-- begin Record set --

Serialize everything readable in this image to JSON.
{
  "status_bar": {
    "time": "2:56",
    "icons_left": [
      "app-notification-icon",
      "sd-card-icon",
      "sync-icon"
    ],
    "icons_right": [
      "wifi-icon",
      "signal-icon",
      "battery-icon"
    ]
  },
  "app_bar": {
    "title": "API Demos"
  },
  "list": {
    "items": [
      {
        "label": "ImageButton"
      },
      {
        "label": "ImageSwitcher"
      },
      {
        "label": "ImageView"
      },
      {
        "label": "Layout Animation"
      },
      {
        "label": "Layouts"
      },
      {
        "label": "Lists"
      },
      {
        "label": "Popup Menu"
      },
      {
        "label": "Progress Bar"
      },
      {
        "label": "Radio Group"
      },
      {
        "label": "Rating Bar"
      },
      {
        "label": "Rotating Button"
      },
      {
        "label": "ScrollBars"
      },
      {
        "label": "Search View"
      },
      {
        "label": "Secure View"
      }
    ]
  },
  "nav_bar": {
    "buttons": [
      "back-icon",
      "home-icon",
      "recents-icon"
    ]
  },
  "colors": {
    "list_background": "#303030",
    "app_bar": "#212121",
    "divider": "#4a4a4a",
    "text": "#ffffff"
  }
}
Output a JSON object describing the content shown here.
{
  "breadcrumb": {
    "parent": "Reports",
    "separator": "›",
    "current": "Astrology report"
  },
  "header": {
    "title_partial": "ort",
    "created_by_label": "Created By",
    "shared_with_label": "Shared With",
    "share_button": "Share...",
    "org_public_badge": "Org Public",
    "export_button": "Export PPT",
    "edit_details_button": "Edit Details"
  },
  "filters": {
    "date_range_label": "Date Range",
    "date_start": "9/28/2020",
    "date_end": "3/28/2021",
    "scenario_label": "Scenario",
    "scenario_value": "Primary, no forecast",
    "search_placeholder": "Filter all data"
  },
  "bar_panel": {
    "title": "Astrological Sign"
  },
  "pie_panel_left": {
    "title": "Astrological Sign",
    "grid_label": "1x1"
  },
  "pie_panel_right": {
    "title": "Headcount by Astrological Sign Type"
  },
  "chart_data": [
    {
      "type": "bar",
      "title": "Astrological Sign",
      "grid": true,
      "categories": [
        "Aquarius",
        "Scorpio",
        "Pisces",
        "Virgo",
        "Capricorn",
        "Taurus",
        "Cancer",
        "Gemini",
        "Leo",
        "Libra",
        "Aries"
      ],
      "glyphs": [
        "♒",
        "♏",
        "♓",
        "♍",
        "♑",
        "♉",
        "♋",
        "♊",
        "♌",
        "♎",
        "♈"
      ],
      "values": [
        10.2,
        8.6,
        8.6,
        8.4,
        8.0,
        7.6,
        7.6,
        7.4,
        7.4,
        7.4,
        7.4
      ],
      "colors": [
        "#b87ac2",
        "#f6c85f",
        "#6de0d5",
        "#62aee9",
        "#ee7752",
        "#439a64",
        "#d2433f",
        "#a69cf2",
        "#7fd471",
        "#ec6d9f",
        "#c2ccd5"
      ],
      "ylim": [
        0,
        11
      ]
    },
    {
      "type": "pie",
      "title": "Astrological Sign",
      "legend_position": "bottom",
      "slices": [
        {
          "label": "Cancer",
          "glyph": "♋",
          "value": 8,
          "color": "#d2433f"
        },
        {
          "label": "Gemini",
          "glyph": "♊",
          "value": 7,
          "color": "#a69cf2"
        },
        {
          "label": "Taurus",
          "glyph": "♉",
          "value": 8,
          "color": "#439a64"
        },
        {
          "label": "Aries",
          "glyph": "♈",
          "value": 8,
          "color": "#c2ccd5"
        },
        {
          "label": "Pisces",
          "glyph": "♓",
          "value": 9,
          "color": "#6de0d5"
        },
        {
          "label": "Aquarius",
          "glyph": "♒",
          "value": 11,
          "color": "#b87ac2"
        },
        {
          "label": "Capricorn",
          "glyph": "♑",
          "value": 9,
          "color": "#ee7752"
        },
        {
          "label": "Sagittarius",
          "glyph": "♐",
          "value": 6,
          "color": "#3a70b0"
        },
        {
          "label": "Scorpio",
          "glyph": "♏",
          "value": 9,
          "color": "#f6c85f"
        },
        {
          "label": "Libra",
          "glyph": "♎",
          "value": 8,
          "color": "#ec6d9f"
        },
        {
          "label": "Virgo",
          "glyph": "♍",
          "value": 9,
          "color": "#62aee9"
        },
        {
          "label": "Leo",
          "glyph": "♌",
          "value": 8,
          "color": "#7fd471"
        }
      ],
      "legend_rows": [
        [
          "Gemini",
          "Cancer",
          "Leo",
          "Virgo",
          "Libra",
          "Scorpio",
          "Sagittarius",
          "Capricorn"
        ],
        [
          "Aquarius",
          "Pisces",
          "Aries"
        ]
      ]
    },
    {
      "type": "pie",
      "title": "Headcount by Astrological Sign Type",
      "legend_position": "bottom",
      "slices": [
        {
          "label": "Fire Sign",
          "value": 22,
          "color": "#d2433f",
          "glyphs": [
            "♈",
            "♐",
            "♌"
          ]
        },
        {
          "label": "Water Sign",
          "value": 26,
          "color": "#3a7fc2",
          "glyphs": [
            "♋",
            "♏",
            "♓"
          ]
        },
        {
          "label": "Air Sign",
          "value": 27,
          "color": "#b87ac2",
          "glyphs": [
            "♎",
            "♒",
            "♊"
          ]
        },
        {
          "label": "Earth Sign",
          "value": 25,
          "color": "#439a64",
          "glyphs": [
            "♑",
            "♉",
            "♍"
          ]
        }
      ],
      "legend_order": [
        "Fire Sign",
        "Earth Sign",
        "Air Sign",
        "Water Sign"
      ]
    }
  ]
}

-- end Record set --

Go through the listing and print each line exactly as it appears.

Serialize everything readable in this image to JSON.
{
  "status_bar": {
    "time": "2:56",
    "icons_left": [
      "app-notification-icon",
      "sd-card-icon",
      "sync-icon"
    ],
    "icons_right": [
      "wifi-icon",
      "signal-icon",
      "battery-icon"
    ]
  },
  "app_bar": {
    "title": "API Demos"
  },
  "list": {
    "items": [
      {
        "label": "ImageButton"
      },
      {
        "label": "ImageSwitcher"
      },
      {
        "label": "ImageView"
      },
      {
        "label": "Layout Animation"
      },
      {
        "label": "Layouts"
      },
      {
        "label": "Lists"
      },
      {
        "label": "Popup Menu"
      },
      {
        "label": "Progress Bar"
      },
      {
        "label": "Radio Group"
      },
      {
        "label": "Rating Bar"
      },
      {
        "label": "Rotating Button"
      },
      {
        "label": "ScrollBars"
      },
      {
        "label": "Search View"
      },
      {
        "label": "Secure View"
      }
    ]
  },
  "nav_bar": {
    "buttons": [
      "back-icon",
      "home-icon",
      "recents-icon"
    ]
  },
  "colors": {
    "list_background": "#303030",
    "app_bar": "#212121",
    "divider": "#4a4a4a",
    "text": "#ffffff"
  }
}
Output a JSON object describing the content shown here.
{
  "breadcrumb": {
    "parent": "Reports",
    "separator": "›",
    "current": "Astrology report"
  },
  "header": {
    "title_partial": "ort",
    "created_by_label": "Created By",
    "shared_with_label": "Shared With",
    "share_button": "Share...",
    "org_public_badge": "Org Public",
    "export_button": "Export PPT",
    "edit_details_button": "Edit Details"
  },
  "filters": {
    "date_range_label": "Date Range",
    "date_start": "9/28/2020",
    "date_end": "3/28/2021",
    "scenario_label": "Scenario",
    "scenario_value": "Primary, no forecast",
    "search_placeholder": "Filter all data"
  },
  "bar_panel": {
    "title": "Astrological Sign"
  },
  "pie_panel_left": {
    "title": "Astrological Sign",
    "grid_label": "1x1"
  },
  "pie_panel_right": {
    "title": "Headcount by Astrological Sign Type"
  },
  "chart_data": [
    {
      "type": "bar",
      "title": "Astrological Sign",
      "grid": true,
      "categories": [
        "Aquarius",
        "Scorpio",
        "Pisces",
        "Virgo",
        "Capricorn",
        "Taurus",
        "Cancer",
        "Gemini",
        "Leo",
        "Libra",
        "Aries"
      ],
      "glyphs": [
        "♒",
        "♏",
        "♓",
        "♍",
        "♑",
        "♉",
        "♋",
        "♊",
        "♌",
        "♎",
        "♈"
      ],
      "values": [
        10.2,
        8.6,
        8.6,
        8.4,
        8.0,
        7.6,
        7.6,
        7.4,
        7.4,
        7.4,
        7.4
      ],
      "colors": [
        "#b87ac2",
        "#f6c85f",
        "#6de0d5",
        "#62aee9",
        "#ee7752",
        "#439a64",
        "#d2433f",
        "#a69cf2",
        "#7fd471",
        "#ec6d9f",
        "#c2ccd5"
      ],
      "ylim": [
        0,
        11
      ]
    },
    {
      "type": "pie",
      "title": "Astrological Sign",
      "legend_position": "bottom",
      "slices": [
        {
          "label": "Cancer",
          "glyph": "♋",
          "value": 8,
          "color": "#d2433f"
        },
        {
          "label": "Gemini",
          "glyph": "♊",
          "value": 7,
          "color": "#a69cf2"
        },
        {
          "label": "Taurus",
          "glyph": "♉",
          "value": 8,
          "color": "#439a64"
        },
        {
          "label": "Aries",
          "glyph": "♈",
          "value": 8,
          "color": "#c2ccd5"
        },
        {
          "label": "Pisces",
          "glyph": "♓",
          "value": 9,
          "color": "#6de0d5"
        },
        {
          "label": "Aquarius",
          "glyph": "♒",
          "value": 11,
          "color": "#b87ac2"
        },
        {
          "label": "Capricorn",
          "glyph": "♑",
          "value": 9,
          "color": "#ee7752"
        },
        {
          "label": "Sagittarius",
          "glyph": "♐",
          "value": 6,
          "color": "#3a70b0"
        },
        {
          "label": "Scorpio",
          "glyph": "♏",
          "value": 9,
          "color": "#f6c85f"
        },
        {
          "label": "Libra",
          "glyph": "♎",
          "value": 8,
          "color": "#ec6d9f"
        },
        {
          "label": "Virgo",
          "glyph": "♍",
          "value": 9,
          "color": "#62aee9"
        },
        {
          "label": "Leo",
          "glyph": "♌",
          "value": 8,
          "color": "#7fd471"
        }
      ],
      "legend_rows": [
        [
          "Gemini",
          "Cancer",
          "Leo",
          "Virgo",
          "Libra",
          "Scorpio",
          "Sagittarius",
          "Capricorn"
        ],
        [
          "Aquarius",
          "Pisces",
          "Aries"
        ]
      ]
    },
    {
      "type": "pie",
      "title": "Headcount by Astrological Sign Type",
      "legend_position": "bottom",
      "slices": [
        {
          "label": "Fire Sign",
          "value": 22,
          "color": "#d2433f",
          "glyphs": [
            "♈",
            "♐",
            "♌"
          ]
        },
        {
          "label": "Water Sign",
          "value": 26,
          "color": "#3a7fc2",
          "glyphs": [
            "♋",
            "♏",
            "♓"
          ]
        },
        {
          "label": "Air Sign",
          "value": 27,
          "color": "#b87ac2",
          "glyphs": [
            "♎",
            "♒",
            "♊"
          ]
        },
        {
          "label": "Earth Sign",
          "value": 25,
          "color": "#439a64",
          "glyphs": [
            "♑",
            "♉",
            "♍"
          ]
        }
      ],
      "legend_order": [
        "Fire Sign",
        "Earth Sign",
        "Air Sign",
        "Water Sign"
      ]
    }
  ]
}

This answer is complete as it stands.